From the article on the falling dollar below, reproduce word for word the passage that begins with "Diane B Kunz." and ends with "and trading currency.".

# Source
----------

Diane B Kunz. Foreign Affairs. Volume 74, Issue 4. July 1995.
During the first quarter of 1995, the dollar plummeted to record lows against the Japanese yen and German mark. A cheaper dollar has brought tourist income to the US, setting off a boom in the service sector. Yet at the same time the declining dollar has made American manufactures more competitive against foreign goods, both at home and abroad. Treasury Secretary Robert Rubin says that a strong dollar is in the US’ national interest but suggests no steps to realize his incantation. Declaring himself helpless against the foreign exchange market turmoil, President Bill Clinton asserts that the ability of government to affect currencies in the short run may be limited. In the end, the administration is indifferent to the slide of the dollar as the premier reserve and trading currency.
A sailor embracing his girl in Times Square amid cheering throngs may be the dominant image of America’s victory in World War II. Today Times Square is full again, but this time with foreign tourists, who crowd into New York and other American cities, eagerly hunting bargains with their ever-strengthening currencies. During the first quarter of 1995, the dollar plummeted to record low against the Japanese yen and German mark A cheaper dollar has brought tourist income to the United States, setting off a boom in the service sector. Yet at the same time the declining dollar has made American manufactures more competitive against foreign goods, both at home and abroad.

----------

# Information provided
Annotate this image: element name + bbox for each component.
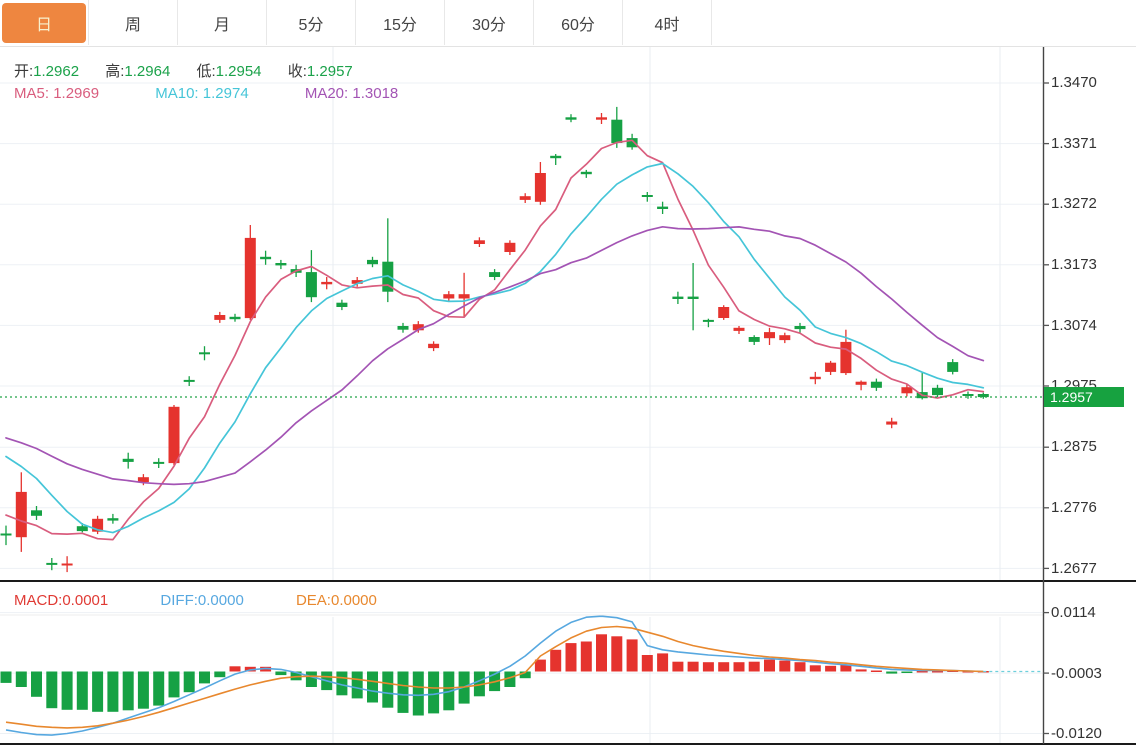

----------

# Task answer
Diane B Kunz. Foreign Affairs. Volume 74, Issue 4. July 1995.
During the first quarter of 1995, the dollar plummeted to record lows against the Japanese yen and German mark. A cheaper dollar has brought tourist income to the US, setting off a boom in the service sector. Yet at the same time the declining dollar has made American manufactures more competitive against foreign goods, both at home and abroad. Treasury Secretary Robert Rubin says that a strong dollar is in the US’ national interest but suggests no steps to realize his incantation. Declaring himself helpless against the foreign exchange market turmoil, President Bill Clinton asserts that the ability of government to affect currencies in the short run may be limited. In the end, the administration is indifferent to the slide of the dollar as the premier reserve and trading currency.